Directions: Could you extract every entry below and reproduce it exactly?

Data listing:

* * * *

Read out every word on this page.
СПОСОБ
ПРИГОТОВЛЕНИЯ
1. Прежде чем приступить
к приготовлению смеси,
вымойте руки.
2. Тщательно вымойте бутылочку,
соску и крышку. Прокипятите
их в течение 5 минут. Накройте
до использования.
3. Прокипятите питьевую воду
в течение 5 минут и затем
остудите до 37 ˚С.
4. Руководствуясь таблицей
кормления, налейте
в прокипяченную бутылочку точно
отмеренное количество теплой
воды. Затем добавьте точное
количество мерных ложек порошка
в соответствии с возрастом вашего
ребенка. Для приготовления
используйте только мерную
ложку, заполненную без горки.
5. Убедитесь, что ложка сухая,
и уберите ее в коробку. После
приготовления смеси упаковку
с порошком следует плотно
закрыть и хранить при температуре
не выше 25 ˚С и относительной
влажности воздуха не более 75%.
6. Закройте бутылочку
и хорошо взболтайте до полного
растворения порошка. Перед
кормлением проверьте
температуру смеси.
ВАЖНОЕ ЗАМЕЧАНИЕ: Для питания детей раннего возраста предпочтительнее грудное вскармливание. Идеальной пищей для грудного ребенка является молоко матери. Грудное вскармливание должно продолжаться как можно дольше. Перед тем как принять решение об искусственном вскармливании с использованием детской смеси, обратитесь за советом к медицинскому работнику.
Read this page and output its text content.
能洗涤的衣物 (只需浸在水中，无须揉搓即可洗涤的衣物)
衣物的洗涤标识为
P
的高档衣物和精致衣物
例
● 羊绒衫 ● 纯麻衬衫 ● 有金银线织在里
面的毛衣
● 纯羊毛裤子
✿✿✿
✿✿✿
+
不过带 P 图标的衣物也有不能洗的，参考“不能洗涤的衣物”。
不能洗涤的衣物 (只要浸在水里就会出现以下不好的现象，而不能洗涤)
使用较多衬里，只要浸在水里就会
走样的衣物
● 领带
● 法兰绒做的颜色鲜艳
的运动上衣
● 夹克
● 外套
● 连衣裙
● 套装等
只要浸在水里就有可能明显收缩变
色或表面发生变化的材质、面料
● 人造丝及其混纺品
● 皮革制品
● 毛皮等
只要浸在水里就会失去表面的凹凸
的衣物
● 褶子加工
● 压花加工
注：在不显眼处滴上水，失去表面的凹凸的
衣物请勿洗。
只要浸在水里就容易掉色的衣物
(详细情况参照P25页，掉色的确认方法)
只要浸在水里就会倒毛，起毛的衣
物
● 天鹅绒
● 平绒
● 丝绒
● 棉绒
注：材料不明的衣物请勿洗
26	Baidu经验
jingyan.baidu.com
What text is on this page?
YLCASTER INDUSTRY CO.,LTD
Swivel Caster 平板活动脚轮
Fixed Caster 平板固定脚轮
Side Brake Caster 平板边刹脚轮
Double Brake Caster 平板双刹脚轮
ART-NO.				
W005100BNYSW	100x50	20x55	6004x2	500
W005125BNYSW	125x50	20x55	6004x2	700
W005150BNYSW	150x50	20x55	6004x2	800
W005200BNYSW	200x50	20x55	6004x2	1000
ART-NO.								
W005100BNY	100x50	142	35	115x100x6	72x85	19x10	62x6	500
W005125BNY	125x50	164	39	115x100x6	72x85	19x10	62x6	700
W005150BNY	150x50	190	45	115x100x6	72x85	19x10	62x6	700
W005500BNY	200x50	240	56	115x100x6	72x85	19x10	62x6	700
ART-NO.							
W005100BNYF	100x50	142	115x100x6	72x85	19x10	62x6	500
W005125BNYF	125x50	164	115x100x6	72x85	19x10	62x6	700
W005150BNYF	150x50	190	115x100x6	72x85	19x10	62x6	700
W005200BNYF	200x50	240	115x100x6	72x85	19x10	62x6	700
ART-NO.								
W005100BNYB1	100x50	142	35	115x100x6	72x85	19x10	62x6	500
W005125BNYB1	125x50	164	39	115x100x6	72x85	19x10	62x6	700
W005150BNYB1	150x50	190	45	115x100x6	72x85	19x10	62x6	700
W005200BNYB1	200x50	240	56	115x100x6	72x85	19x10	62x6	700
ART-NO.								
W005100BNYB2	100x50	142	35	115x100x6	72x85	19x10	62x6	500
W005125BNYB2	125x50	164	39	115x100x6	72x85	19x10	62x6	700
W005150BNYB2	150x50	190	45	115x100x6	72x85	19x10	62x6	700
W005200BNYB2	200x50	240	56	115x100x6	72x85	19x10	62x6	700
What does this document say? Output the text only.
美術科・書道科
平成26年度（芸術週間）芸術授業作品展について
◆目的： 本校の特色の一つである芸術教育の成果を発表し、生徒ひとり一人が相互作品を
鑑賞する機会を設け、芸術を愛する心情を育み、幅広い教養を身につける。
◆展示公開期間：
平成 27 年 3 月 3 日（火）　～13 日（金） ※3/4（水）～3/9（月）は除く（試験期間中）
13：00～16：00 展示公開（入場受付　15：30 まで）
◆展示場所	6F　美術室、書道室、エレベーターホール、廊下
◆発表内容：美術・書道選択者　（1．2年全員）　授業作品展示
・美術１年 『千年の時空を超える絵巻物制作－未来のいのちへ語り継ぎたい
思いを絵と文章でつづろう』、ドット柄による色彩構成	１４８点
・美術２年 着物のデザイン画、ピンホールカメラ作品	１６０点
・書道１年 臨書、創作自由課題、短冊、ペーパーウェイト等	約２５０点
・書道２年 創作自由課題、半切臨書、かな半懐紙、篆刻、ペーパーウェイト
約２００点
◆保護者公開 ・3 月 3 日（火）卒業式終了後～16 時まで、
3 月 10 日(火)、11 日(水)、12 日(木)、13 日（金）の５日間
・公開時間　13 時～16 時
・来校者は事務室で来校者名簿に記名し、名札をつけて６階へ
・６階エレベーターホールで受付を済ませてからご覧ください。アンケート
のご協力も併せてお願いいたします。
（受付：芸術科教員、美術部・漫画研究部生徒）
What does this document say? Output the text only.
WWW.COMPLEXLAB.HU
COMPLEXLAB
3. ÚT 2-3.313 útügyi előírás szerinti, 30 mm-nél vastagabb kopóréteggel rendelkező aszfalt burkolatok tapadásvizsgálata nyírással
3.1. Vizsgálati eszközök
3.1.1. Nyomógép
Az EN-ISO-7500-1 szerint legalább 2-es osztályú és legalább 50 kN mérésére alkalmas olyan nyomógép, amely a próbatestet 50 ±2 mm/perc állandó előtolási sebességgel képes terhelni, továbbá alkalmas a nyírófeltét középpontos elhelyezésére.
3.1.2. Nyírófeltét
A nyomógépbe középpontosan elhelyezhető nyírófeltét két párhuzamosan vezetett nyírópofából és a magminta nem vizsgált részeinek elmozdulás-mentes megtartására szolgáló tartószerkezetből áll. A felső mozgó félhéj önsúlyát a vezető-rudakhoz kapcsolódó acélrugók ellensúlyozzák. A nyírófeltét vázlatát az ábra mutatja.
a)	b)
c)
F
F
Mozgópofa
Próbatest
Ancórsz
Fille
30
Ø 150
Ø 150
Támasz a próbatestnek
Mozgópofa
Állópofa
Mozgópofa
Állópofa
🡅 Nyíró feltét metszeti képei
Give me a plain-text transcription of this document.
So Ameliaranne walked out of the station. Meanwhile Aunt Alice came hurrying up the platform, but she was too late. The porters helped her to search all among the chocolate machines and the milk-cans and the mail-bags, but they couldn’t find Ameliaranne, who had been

* * * *

Answer:
Read out every word on this page.
СПОСОБ
ПРИГОТОВЛЕНИЯ
1. Прежде чем приступить
к приготовлению смеси,
вымойте руки.
2. Тщательно вымойте бутылочку,
соску и крышку. Прокипятите
их в течение 5 минут. Накройте
до использования.
3. Прокипятите питьевую воду
в течение 5 минут и затем
остудите до 37 ˚С.
4. Руководствуясь таблицей
кормления, налейте
в прокипяченную бутылочку точно
отмеренное количество теплой
воды. Затем добавьте точное
количество мерных ложек порошка
в соответствии с возрастом вашего
ребенка. Для приготовления
используйте только мерную
ложку, заполненную без горки.
5. Убедитесь, что ложка сухая,
и уберите ее в коробку. После
приготовления смеси упаковку
с порошком следует плотно
закрыть и хранить при температуре
не выше 25 ˚С и относительной
влажности воздуха не более 75%.
6. Закройте бутылочку
и хорошо взболтайте до полного
растворения порошка. Перед
кормлением проверьте
температуру смеси.
ВАЖНОЕ ЗАМЕЧАНИЕ: Для питания детей раннего возраста предпочтительнее грудное вскармливание. Идеальной пищей для грудного ребенка является молоко матери. Грудное вскармливание должно продолжаться как можно дольше. Перед тем как принять решение об искусственном вскармливании с использованием детской смеси, обратитесь за советом к медицинскому работнику.
Read this page and output its text content.
能洗涤的衣物 (只需浸在水中，无须揉搓即可洗涤的衣物)
衣物的洗涤标识为
P
的高档衣物和精致衣物
例
● 羊绒衫 ● 纯麻衬衫 ● 有金银线织在里
面的毛衣
● 纯羊毛裤子
✿✿✿
✿✿✿
+
不过带 P 图标的衣物也有不能洗的，参考“不能洗涤的衣物”。
不能洗涤的衣物 (只要浸在水里就会出现以下不好的现象，而不能洗涤)
使用较多衬里，只要浸在水里就会
走样的衣物
● 领带
● 法兰绒做的颜色鲜艳
的运动上衣
● 夹克
● 外套
● 连衣裙
● 套装等
只要浸在水里就有可能明显收缩变
色或表面发生变化的材质、面料
● 人造丝及其混纺品
● 皮革制品
● 毛皮等
只要浸在水里就会失去表面的凹凸
的衣物
● 褶子加工
● 压花加工
注：在不显眼处滴上水，失去表面的凹凸的
衣物请勿洗。
只要浸在水里就容易掉色的衣物
(详细情况参照P25页，掉色的确认方法)
只要浸在水里就会倒毛，起毛的衣
物
● 天鹅绒
● 平绒
● 丝绒
● 棉绒
注：材料不明的衣物请勿洗
26	Baidu经验
jingyan.baidu.com
What text is on this page?
YLCASTER INDUSTRY CO.,LTD
Swivel Caster 平板活动脚轮
Fixed Caster 平板固定脚轮
Side Brake Caster 平板边刹脚轮
Double Brake Caster 平板双刹脚轮
ART-NO.				
W005100BNYSW	100x50	20x55	6004x2	500
W005125BNYSW	125x50	20x55	6004x2	700
W005150BNYSW	150x50	20x55	6004x2	800
W005200BNYSW	200x50	20x55	6004x2	1000
ART-NO.								
W005100BNY	100x50	142	35	115x100x6	72x85	19x10	62x6	500
W005125BNY	125x50	164	39	115x100x6	72x85	19x10	62x6	700
W005150BNY	150x50	190	45	115x100x6	72x85	19x10	62x6	700
W005500BNY	200x50	240	56	115x100x6	72x85	19x10	62x6	700
ART-NO.							
W005100BNYF	100x50	142	115x100x6	72x85	19x10	62x6	500
W005125BNYF	125x50	164	115x100x6	72x85	19x10	62x6	700
W005150BNYF	150x50	190	115x100x6	72x85	19x10	62x6	700
W005200BNYF	200x50	240	115x100x6	72x85	19x10	62x6	700
ART-NO.								
W005100BNYB1	100x50	142	35	115x100x6	72x85	19x10	62x6	500
W005125BNYB1	125x50	164	39	115x100x6	72x85	19x10	62x6	700
W005150BNYB1	150x50	190	45	115x100x6	72x85	19x10	62x6	700
W005200BNYB1	200x50	240	56	115x100x6	72x85	19x10	62x6	700
ART-NO.								
W005100BNYB2	100x50	142	35	115x100x6	72x85	19x10	62x6	500
W005125BNYB2	125x50	164	39	115x100x6	72x85	19x10	62x6	700
W005150BNYB2	150x50	190	45	115x100x6	72x85	19x10	62x6	700
W005200BNYB2	200x50	240	56	115x100x6	72x85	19x10	62x6	700
What does this document say? Output the text only.
美術科・書道科
平成26年度（芸術週間）芸術授業作品展について
◆目的： 本校の特色の一つである芸術教育の成果を発表し、生徒ひとり一人が相互作品を
鑑賞する機会を設け、芸術を愛する心情を育み、幅広い教養を身につける。
◆展示公開期間：
平成 27 年 3 月 3 日（火）　～13 日（金） ※3/4（水）～3/9（月）は除く（試験期間中）
13：00～16：00 展示公開（入場受付　15：30 まで）
◆展示場所	6F　美術室、書道室、エレベーターホール、廊下
◆発表内容：美術・書道選択者　（1．2年全員）　授業作品展示
・美術１年 『千年の時空を超える絵巻物制作－未来のいのちへ語り継ぎたい
思いを絵と文章でつづろう』、ドット柄による色彩構成	１４８点
・美術２年 着物のデザイン画、ピンホールカメラ作品	１６０点
・書道１年 臨書、創作自由課題、短冊、ペーパーウェイト等	約２５０点
・書道２年 創作自由課題、半切臨書、かな半懐紙、篆刻、ペーパーウェイト
約２００点
◆保護者公開 ・3 月 3 日（火）卒業式終了後～16 時まで、
3 月 10 日(火)、11 日(水)、12 日(木)、13 日（金）の５日間
・公開時間　13 時～16 時
・来校者は事務室で来校者名簿に記名し、名札をつけて６階へ
・６階エレベーターホールで受付を済ませてからご覧ください。アンケート
のご協力も併せてお願いいたします。
（受付：芸術科教員、美術部・漫画研究部生徒）
What does this document say? Output the text only.
WWW.COMPLEXLAB.HU
COMPLEXLAB
3. ÚT 2-3.313 útügyi előírás szerinti, 30 mm-nél vastagabb kopóréteggel rendelkező aszfalt burkolatok tapadásvizsgálata nyírással
3.1. Vizsgálati eszközök
3.1.1. Nyomógép
Az EN-ISO-7500-1 szerint legalább 2-es osztályú és legalább 50 kN mérésére alkalmas olyan nyomógép, amely a próbatestet 50 ±2 mm/perc állandó előtolási sebességgel képes terhelni, továbbá alkalmas a nyírófeltét középpontos elhelyezésére.
3.1.2. Nyírófeltét
A nyomógépbe középpontosan elhelyezhető nyírófeltét két párhuzamosan vezetett nyírópofából és a magminta nem vizsgált részeinek elmozdulás-mentes megtartására szolgáló tartószerkezetből áll. A felső mozgó félhéj önsúlyát a vezető-rudakhoz kapcsolódó acélrugók ellensúlyozzák. A nyírófeltét vázlatát az ábra mutatja.
a)	b)
c)
F
F
Mozgópofa
Próbatest
Ancórsz
Fille
30
Ø 150
Ø 150
Támasz a próbatestnek
Mozgópofa
Állópofa
Mozgópofa
Állópofa
🡅 Nyíró feltét metszeti képei
Give me a plain-text transcription of this document.
So Ameliaranne walked out of the station. Meanwhile Aunt Alice came hurrying up the platform, but she was too late. The porters helped her to search all among the chocolate machines and the milk-cans and the mail-bags, but they couldn’t find Ameliaranne, who had been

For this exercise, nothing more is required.